------ Given records ------
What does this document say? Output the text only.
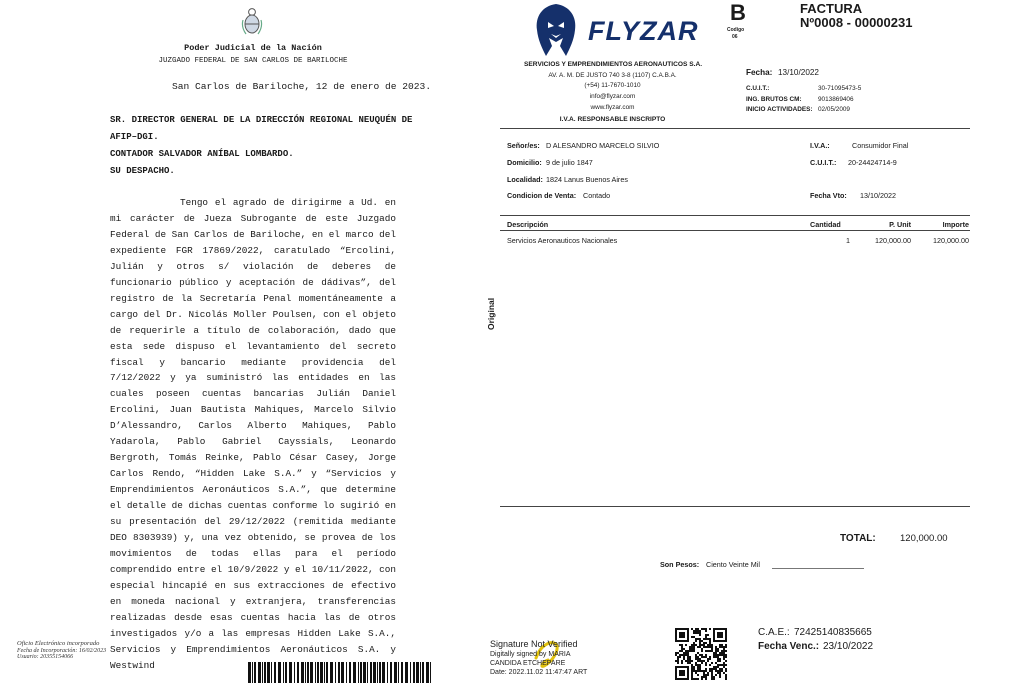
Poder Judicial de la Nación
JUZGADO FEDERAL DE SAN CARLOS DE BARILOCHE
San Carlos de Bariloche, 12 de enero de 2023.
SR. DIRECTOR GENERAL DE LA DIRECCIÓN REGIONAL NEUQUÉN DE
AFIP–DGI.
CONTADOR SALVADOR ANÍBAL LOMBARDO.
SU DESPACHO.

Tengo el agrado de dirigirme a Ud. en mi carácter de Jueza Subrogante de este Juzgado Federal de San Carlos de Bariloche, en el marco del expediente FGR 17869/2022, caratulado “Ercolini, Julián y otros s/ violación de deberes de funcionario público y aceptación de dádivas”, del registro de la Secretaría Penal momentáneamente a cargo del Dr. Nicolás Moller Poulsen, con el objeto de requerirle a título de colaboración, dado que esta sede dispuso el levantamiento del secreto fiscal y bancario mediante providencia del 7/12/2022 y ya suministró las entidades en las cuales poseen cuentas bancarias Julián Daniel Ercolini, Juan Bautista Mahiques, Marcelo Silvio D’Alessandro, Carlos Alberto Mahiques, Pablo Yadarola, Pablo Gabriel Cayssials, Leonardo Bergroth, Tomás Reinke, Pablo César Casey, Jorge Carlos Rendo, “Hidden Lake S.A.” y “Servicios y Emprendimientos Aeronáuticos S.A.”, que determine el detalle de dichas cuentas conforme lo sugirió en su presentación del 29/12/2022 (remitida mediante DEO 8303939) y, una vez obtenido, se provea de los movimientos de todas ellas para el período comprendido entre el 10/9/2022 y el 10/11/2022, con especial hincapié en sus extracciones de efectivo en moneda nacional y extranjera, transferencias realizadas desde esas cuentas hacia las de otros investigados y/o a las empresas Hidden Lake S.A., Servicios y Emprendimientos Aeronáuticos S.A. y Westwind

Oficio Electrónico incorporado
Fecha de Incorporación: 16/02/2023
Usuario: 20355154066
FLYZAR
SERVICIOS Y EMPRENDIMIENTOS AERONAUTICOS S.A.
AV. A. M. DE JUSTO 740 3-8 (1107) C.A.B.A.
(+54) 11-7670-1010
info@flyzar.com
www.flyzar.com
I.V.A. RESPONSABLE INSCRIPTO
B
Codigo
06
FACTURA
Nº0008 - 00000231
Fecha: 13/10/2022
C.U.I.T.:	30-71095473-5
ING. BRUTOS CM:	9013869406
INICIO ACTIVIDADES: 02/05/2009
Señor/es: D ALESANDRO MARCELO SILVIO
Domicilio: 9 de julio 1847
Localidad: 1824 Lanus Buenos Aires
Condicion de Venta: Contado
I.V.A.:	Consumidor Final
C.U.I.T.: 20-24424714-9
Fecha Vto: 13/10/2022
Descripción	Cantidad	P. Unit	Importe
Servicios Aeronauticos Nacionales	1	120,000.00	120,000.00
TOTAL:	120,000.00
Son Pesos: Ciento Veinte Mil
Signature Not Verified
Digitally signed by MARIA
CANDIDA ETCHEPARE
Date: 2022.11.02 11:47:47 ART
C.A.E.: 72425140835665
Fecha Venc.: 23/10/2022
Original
------
------ Given records ------
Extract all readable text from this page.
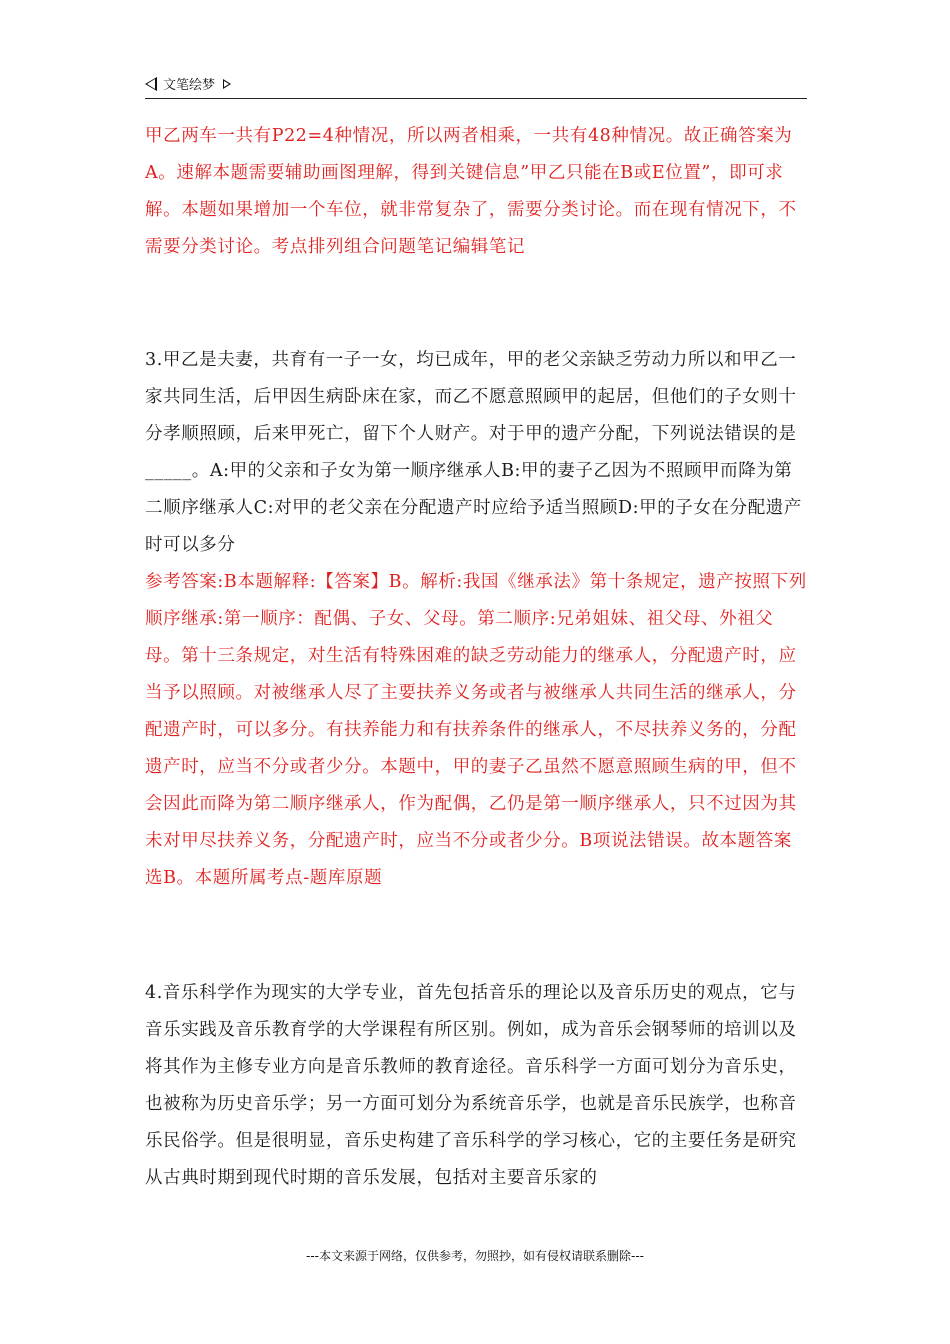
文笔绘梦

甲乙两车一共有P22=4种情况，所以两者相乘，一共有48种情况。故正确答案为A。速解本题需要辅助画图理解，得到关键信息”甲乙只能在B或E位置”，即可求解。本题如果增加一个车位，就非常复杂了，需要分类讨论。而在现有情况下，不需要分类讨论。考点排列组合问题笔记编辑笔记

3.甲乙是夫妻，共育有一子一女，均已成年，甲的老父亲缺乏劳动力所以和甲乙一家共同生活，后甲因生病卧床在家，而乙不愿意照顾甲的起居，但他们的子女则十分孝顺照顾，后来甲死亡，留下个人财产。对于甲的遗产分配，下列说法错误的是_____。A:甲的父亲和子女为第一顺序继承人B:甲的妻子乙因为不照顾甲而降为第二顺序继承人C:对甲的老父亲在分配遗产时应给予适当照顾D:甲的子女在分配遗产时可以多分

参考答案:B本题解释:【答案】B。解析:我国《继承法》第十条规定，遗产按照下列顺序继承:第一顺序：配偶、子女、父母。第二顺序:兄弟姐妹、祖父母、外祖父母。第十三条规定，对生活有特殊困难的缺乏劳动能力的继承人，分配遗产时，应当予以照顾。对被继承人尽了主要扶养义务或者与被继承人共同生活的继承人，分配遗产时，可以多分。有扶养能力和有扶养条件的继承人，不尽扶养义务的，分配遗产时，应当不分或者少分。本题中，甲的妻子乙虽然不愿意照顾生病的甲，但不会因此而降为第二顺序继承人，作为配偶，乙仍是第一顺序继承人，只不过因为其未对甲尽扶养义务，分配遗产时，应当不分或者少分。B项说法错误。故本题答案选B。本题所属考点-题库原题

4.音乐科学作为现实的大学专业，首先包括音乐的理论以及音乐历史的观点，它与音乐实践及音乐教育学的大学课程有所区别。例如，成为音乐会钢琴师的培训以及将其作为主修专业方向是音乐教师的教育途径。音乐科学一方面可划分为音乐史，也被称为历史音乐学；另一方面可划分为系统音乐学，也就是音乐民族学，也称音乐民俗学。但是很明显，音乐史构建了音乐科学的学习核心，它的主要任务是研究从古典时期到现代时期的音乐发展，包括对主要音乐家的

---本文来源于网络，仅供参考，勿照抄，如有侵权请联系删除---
------
To be done: Go through the records and pull out each line that includes the word "this".

Task answer:
What does this document say? Output the text only.
Extract all readable text from this page.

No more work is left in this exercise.